Consigna => Transcribe sin cambios el pasaje del extracto del documento que aparece más abajo, empezando por "La orden de" y siguiendo hasta "paraguayas fueron 92.", ambos incluidos.

Extracto del documento =>
* * * *
La orden de ataque se había demorado por una torrencial lluvia de varios
días que dejó el terreno convertido en un pantano. Lo cierto es que
cuando se lanzaron los 17.000 aliados a la carga a bayoneta sobre las
fortificaciones, en avance franco y a pecho descubierto, los cañones
paraguayos ocultos entre los abatíes hicieron estragos. Los infantes
chapoteando barro resultaron un blanco servido para el fuego a boca de
jarro de los paraguayos que ellos no veían. Cuando inexplicablemente
tarde se dio el toque de retirada, el campo de batalla hecho un fangal
frente a Curupaytí quedó sembrado con 10.000 cadáveres argentinos y
brasileños tendidos. Las bajas paraguayas fueron 92.
El emperador debió gestionar amistosamente que Mitre volviese a su país
porque en las provincias del Oeste se habían levantado nuevamente las
montoneras. Nunca se supo si la insinuación de la licencia fue nada más
que por alejarlo de los campos de batalla. Porque efectivamente por los
llanos de La Rioja se volvía a galopar como en los tiempos de Facundo o
los más recientes del Chacho Peñaloza: Felipe Varela, el Quijote de los
Andes, había enarbolado su proclama revolucionaria.
* * * *
(Datos estructurados del análisis de páginas)
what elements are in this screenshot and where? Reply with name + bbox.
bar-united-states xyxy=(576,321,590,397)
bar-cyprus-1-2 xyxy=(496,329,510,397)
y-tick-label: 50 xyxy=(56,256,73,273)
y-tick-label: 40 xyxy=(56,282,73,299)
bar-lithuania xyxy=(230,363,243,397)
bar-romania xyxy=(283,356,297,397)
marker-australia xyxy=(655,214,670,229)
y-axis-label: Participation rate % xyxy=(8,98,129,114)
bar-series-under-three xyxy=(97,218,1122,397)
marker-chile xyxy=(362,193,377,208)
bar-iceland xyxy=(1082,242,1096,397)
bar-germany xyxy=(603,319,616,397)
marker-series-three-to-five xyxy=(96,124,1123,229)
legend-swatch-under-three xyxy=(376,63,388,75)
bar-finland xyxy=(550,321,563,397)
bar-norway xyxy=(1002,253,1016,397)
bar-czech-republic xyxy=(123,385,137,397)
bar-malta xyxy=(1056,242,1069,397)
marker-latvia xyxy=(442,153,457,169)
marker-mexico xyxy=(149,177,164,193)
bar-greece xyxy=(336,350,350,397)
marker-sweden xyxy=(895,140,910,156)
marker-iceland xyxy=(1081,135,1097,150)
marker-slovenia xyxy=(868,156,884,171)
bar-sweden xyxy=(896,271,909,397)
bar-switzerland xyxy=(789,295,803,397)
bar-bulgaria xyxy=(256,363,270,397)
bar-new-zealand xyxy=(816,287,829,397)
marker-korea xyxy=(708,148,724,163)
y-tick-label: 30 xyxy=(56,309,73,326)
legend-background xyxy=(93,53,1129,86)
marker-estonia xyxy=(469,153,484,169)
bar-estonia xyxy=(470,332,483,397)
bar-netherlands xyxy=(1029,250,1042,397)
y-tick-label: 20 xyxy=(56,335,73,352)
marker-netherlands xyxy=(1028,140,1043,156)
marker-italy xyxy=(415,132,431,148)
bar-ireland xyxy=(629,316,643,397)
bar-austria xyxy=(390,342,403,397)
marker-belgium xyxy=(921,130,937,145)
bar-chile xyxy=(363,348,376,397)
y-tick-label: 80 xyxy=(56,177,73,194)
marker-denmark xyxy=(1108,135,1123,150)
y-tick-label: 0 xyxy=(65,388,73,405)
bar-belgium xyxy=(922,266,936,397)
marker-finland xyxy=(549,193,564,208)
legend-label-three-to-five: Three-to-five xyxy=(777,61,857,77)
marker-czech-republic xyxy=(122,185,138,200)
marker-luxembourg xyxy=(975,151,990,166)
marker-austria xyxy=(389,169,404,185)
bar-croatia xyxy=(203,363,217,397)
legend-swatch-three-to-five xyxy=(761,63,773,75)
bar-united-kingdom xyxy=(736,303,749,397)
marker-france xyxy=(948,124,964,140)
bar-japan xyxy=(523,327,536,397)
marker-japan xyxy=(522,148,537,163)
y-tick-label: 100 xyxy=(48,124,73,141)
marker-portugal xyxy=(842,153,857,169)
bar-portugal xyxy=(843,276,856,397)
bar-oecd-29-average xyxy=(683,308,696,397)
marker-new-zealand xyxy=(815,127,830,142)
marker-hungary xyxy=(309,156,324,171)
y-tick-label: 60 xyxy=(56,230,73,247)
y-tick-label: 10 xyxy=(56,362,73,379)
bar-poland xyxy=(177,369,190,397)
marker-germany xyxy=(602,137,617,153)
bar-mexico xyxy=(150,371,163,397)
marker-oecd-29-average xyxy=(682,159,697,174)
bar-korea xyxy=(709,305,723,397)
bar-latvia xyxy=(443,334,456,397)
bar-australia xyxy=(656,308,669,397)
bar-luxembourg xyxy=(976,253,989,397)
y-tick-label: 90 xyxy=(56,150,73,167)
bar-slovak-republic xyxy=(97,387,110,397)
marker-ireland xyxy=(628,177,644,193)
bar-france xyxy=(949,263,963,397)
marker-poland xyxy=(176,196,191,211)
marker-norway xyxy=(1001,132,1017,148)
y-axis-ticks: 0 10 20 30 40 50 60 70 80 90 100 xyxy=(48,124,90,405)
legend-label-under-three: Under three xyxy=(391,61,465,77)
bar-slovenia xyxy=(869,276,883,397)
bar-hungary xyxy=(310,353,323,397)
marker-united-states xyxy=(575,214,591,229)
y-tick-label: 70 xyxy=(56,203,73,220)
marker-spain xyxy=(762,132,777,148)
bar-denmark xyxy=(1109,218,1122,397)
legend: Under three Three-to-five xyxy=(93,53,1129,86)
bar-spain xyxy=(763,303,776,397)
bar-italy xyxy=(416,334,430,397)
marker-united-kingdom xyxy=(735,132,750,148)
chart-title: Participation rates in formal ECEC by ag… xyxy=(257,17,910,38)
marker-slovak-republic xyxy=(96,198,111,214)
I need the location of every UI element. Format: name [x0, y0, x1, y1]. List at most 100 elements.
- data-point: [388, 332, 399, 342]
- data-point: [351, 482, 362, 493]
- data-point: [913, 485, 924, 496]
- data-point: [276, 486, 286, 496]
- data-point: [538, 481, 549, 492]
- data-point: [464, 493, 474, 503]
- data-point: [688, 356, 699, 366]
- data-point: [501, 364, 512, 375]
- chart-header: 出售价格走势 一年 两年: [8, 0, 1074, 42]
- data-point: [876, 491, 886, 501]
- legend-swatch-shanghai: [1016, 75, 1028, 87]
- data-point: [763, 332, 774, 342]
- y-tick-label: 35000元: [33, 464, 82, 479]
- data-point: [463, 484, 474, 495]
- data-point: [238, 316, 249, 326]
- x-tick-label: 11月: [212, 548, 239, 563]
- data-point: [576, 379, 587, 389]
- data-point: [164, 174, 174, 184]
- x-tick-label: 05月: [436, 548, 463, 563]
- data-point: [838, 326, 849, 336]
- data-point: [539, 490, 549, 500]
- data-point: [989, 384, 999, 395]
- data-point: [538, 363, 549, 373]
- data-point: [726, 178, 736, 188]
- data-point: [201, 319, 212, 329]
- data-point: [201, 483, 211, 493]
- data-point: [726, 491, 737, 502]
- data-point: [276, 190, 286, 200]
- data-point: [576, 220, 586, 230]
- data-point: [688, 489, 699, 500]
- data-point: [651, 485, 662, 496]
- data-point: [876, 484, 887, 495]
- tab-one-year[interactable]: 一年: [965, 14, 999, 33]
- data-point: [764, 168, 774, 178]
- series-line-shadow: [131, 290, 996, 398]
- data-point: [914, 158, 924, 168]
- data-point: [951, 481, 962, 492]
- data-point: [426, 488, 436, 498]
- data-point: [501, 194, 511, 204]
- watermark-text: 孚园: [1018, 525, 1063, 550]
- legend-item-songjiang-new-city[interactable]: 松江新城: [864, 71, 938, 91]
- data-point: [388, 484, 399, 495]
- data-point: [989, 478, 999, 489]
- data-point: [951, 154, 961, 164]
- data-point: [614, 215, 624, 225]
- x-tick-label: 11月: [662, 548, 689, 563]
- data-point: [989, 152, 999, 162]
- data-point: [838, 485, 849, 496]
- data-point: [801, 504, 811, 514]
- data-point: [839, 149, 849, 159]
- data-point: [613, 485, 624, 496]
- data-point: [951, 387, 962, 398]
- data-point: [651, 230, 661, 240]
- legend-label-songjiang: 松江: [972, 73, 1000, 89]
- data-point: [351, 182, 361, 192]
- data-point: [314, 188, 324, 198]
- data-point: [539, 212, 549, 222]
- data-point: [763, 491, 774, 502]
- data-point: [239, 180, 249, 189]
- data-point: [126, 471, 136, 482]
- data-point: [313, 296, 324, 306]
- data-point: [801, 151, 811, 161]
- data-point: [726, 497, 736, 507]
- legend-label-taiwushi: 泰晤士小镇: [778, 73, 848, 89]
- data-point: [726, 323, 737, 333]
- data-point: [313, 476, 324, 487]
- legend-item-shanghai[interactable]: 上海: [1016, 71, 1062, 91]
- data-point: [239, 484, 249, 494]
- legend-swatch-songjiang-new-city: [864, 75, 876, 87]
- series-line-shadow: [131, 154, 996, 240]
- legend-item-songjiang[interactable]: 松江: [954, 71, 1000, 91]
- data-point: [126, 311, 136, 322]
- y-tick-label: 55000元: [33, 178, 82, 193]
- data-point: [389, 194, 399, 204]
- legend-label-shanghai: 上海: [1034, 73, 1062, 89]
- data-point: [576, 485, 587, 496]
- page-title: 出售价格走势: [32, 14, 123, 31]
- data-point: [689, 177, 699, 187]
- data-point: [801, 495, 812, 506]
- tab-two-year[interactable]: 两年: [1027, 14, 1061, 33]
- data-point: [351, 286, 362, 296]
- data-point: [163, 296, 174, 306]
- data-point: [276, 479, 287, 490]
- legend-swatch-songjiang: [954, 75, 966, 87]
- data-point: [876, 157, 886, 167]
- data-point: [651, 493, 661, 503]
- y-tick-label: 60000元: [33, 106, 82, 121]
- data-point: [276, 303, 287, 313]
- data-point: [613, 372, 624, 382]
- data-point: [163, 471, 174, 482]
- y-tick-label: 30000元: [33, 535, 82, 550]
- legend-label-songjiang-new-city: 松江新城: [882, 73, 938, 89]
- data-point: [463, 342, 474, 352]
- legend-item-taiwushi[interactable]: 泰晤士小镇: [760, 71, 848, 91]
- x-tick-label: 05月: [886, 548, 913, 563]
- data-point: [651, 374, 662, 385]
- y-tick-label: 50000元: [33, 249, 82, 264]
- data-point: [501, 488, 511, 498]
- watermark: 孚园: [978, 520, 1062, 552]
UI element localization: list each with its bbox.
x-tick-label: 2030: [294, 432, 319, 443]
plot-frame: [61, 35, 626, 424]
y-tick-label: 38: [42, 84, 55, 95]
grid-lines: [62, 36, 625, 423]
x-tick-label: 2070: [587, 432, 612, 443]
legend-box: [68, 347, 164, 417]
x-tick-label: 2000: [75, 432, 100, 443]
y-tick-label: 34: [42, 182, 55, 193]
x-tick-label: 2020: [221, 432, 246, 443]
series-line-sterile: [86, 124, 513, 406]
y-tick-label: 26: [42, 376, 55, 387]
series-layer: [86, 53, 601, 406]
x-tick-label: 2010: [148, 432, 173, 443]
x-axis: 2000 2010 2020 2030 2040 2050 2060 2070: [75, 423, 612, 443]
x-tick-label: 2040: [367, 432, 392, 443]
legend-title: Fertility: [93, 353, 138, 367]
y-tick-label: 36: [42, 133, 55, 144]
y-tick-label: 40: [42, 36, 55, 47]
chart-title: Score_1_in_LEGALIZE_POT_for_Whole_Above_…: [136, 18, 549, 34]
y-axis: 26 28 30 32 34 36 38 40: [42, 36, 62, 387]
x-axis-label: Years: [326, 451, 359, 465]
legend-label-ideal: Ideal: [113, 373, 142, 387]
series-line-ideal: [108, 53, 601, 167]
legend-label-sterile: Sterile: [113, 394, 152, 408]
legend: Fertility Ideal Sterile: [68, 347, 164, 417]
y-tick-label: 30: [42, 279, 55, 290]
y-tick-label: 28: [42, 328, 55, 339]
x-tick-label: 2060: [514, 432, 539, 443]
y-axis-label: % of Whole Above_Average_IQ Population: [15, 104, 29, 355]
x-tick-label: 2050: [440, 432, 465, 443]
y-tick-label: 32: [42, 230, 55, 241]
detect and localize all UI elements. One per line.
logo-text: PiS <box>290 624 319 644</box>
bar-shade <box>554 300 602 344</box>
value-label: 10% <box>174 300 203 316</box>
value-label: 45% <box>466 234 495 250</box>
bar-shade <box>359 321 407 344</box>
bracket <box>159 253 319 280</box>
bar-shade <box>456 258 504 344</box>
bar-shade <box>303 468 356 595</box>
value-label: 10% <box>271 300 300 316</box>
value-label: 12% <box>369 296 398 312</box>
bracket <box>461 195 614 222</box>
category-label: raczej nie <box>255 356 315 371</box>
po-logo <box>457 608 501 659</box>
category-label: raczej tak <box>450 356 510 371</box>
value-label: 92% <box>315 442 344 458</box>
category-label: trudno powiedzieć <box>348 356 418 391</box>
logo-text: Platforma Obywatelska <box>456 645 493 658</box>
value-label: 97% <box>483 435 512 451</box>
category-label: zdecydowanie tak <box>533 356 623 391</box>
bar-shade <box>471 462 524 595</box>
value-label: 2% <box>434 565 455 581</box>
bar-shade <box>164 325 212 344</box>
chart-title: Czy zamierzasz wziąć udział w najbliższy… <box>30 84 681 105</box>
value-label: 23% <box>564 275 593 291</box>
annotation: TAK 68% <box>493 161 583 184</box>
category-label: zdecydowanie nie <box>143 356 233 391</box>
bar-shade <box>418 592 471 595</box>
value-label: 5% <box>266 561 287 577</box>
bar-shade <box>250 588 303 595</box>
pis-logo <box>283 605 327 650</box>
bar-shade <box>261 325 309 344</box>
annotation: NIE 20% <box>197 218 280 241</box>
* * * *
Respuesta =>
La orden de ataque se había demorado por una torrencial lluvia de varios
días que dejó el terreno convertido en un pantano. Lo cierto es que
cuando se lanzaron los 17.000 aliados a la carga a bayoneta sobre las
fortificaciones, en avance franco y a pecho descubierto, los cañones
paraguayos ocultos entre los abatíes hicieron estragos. Los infantes
chapoteando barro resultaron un blanco servido para el fuego a boca de
jarro de los paraguayos que ellos no veían. Cuando inexplicablemente
tarde se dio el toque de retirada, el campo de batalla hecho un fangal
frente a Curupaytí quedó sembrado con 10.000 cadáveres argentinos y
brasileños tendidos. Las bajas paraguayas fueron 92.